→ TAREFAS DO EXERCÍCIO:
1. No texto sobre a visita de Ahmadinejad, qual presidente praticamente se convidou?
2. Extraia do texto sobre a visita de Ahmadinejad, sem alterar nada, o trecho que começa com as palavras "Uma coisa é" e termina com "vai dar certo?".

O presidente Lula, que já disse, todo sério, que, "com democracia não se brinca" e que costuma se gabar de sua "resistência à ditadura" em terras tupiniquins, irá receber, com honras oficiais, batedores, tapete vermelho, salamaleques e tapinhas nas costas, o presidente do Irã, Mahmoud Ahmadinejad. Os estrategistas da diplomacia lulista irão apresentar a decisão de convidar Ahmadinejad - ele foi convidado, ao contrário do presidente de Israel, Shimon Peres, que praticamente se convidou, e já esnobou um outro convite do Itamaraty em cima da hora - como mais uma mostra do "pragmatismo" do governo Lula, de sua infinita sabedoria e ausência de preconceitos ideológicos etc. Irão dizer também que o encontro será entre dois Estados, que será importante para o comércio bilateral, para o multilateralismo etc. Enfim, o de sempre.
É, pode ser. O comércio internacional, ou, como se diz, a realidade do poder, tem seus próprios critérios. Certamente, por exemplo, um acordo comercial ou de troca de tecnologia com a Alemanha de Hitler seria proveitoso para o Brasil. Mas isso justificaria uma visita de Hitler ao País? Mais: justificaria declarações do presidente da República minimizando os horrores do nazismo? É isso que se chama realidade do poder?
Uma coisa é certa como o nascer do sol no dia seguinte: durante a visita do iraniano, Lula não falará com ele sobre democracia, direitos humanos, liberdade para presos políticos, tolerância religiosa, reconhecimento do direito de Israel à existência, combate ao terrorismo etc. - essas coisas chatas que atrapalham o comércio entre os países. Ou, se falará, será para que Lula, usando todo seu charme e sapiência diplomática, aprendida na escola da vida e no sindicato, tente atrair o líder iraniano, como ele disse, a boas causas, convencendo-o, por exemplo, a não mais enforcar opositores, ou a reconhecer Israel, ou a desistir de seu programa nuclear... Lula já disse que é preciso negociar a paz até com quem se opõe à paz. Que só assim se pode atrair quem não quer negociar para as boas causas. Eis aí uma oportunidade de colocar isso em prática. Será que vai dar certo?

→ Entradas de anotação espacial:
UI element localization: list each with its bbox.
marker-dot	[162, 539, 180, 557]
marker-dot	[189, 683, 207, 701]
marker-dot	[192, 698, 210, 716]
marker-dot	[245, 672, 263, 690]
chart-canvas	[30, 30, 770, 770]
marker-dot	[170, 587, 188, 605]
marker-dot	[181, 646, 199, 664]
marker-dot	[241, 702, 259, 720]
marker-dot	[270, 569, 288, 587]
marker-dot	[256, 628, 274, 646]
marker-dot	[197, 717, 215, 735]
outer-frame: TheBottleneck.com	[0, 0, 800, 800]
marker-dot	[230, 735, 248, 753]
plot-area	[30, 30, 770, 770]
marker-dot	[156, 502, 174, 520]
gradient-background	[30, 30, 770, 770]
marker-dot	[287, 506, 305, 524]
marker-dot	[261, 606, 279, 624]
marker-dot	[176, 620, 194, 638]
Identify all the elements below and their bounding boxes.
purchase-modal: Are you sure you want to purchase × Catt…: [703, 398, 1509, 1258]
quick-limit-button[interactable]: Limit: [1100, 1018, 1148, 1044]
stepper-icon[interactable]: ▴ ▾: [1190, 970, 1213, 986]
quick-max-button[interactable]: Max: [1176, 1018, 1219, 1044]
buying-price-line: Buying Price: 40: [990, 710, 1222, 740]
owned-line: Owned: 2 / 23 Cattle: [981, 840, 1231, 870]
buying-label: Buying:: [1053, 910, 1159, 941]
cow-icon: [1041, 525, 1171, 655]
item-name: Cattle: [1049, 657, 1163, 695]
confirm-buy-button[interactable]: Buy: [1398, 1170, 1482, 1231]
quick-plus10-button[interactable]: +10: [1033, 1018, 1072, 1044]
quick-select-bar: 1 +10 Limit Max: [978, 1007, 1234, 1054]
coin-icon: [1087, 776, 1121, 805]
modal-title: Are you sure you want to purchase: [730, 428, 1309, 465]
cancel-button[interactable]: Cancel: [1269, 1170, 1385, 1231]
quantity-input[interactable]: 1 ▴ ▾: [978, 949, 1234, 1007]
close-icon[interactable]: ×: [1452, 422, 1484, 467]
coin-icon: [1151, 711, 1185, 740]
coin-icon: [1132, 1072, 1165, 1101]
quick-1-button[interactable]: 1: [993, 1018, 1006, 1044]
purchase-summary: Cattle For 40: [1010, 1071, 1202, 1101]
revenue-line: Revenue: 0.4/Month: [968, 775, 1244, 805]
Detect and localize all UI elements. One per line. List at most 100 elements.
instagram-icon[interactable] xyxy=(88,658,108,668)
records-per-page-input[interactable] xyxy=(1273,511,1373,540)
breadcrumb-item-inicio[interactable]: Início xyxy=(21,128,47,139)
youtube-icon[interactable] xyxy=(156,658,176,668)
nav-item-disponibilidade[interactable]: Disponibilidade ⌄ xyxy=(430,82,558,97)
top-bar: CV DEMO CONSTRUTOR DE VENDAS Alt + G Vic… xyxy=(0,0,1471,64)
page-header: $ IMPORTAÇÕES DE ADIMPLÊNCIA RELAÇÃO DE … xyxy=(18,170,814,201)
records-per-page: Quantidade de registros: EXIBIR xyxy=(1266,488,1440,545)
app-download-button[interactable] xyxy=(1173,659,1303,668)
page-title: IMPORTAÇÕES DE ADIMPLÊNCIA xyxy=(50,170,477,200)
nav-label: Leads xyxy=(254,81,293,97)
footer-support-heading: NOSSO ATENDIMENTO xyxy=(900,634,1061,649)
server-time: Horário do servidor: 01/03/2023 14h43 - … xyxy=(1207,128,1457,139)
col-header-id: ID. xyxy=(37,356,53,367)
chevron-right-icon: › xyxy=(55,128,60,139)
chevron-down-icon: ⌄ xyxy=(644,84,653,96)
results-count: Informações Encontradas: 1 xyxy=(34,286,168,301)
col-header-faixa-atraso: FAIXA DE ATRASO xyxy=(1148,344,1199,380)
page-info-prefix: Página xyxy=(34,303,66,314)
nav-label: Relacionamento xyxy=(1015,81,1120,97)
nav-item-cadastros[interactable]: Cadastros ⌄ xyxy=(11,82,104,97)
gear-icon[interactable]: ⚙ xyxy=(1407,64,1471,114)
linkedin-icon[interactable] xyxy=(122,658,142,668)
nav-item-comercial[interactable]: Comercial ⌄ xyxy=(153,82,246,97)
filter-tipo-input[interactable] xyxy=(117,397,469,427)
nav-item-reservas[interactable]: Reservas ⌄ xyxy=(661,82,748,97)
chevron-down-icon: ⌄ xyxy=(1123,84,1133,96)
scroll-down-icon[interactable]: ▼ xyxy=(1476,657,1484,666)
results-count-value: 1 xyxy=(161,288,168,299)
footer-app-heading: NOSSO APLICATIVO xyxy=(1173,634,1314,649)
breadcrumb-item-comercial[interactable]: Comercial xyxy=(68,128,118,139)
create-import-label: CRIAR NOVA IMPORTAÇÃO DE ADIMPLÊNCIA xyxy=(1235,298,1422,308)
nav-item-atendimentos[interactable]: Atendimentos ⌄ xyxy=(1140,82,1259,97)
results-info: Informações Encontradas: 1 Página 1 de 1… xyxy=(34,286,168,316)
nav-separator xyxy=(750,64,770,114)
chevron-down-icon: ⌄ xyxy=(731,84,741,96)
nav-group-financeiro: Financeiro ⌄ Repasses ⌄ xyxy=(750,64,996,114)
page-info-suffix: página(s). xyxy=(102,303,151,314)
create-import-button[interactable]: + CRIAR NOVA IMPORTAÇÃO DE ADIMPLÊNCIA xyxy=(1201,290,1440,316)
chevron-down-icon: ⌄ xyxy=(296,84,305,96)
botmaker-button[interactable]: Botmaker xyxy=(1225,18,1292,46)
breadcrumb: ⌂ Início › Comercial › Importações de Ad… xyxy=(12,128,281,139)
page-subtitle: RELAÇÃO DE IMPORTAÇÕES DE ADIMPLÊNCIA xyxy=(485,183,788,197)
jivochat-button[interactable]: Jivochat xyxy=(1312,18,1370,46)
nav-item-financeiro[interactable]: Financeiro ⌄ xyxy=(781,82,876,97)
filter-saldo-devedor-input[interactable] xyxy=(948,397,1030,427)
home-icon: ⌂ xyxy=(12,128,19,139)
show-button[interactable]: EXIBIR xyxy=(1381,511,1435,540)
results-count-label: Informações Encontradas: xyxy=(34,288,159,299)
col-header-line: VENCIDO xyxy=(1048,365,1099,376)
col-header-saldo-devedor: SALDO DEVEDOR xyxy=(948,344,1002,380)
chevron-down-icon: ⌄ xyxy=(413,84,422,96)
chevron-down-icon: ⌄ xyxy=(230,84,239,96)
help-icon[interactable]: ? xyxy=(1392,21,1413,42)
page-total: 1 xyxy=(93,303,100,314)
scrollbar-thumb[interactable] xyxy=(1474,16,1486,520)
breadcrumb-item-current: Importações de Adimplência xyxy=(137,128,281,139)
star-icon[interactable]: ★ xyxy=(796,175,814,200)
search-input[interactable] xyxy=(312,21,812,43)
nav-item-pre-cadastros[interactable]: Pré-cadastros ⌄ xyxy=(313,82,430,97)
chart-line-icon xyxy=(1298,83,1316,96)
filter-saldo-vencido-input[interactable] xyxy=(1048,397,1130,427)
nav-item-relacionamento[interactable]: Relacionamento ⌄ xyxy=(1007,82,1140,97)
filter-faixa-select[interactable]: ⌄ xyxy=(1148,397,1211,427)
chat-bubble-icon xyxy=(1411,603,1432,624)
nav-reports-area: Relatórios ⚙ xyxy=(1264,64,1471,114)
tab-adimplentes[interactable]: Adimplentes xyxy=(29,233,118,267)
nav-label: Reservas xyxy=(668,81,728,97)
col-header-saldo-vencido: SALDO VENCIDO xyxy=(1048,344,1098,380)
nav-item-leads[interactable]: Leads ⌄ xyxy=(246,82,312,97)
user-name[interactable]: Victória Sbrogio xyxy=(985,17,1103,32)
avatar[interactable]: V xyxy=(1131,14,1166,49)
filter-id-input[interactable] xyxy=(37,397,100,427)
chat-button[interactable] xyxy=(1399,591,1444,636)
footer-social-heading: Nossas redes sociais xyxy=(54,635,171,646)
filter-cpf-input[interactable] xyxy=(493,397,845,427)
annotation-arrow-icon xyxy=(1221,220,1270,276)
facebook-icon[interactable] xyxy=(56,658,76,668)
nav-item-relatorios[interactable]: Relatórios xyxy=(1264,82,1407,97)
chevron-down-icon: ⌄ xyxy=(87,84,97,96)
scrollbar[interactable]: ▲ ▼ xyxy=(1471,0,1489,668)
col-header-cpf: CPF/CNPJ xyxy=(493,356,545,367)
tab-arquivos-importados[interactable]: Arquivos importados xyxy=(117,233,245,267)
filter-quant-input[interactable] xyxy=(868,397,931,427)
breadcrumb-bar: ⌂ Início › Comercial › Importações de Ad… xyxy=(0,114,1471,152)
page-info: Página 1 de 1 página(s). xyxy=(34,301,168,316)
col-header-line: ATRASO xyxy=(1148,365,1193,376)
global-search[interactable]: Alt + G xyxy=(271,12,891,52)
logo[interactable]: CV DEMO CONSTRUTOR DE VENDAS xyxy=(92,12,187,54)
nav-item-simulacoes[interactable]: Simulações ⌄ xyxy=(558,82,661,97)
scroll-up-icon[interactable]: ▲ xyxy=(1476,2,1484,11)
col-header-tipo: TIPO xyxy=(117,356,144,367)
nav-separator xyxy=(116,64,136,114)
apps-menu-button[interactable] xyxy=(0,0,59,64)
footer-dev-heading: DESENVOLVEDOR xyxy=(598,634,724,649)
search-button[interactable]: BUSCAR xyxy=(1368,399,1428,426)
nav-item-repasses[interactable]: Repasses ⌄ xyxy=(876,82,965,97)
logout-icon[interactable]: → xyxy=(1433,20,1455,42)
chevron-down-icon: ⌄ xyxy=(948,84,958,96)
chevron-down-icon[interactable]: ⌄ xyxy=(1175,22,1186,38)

→ SOLUÇÕES DO EXERCÍCIO:
1. Shimon Peres, presidente de Israel.

2.
Uma coisa é certa como o nascer do sol no dia seguinte: durante a visita do iraniano, Lula não falará com ele sobre democracia, direitos humanos, liberdade para presos políticos, tolerância religiosa, reconhecimento do direito de Israel à existência, combate ao terrorismo etc. - essas coisas chatas que atrapalham o comércio entre os países. Ou, se falará, será para que Lula, usando todo seu charme e sapiência diplomática, aprendida na escola da vida e no sindicato, tente atrair o líder iraniano, como ele disse, a boas causas, convencendo-o, por exemplo, a não mais enforcar opositores, ou a reconhecer Israel, ou a desistir de seu programa nuclear... Lula já disse que é preciso negociar a paz até com quem se opõe à paz. Que só assim se pode atrair quem não quer negociar para as boas causas. Eis aí uma oportunidade de colocar isso em prática. Será que vai dar certo?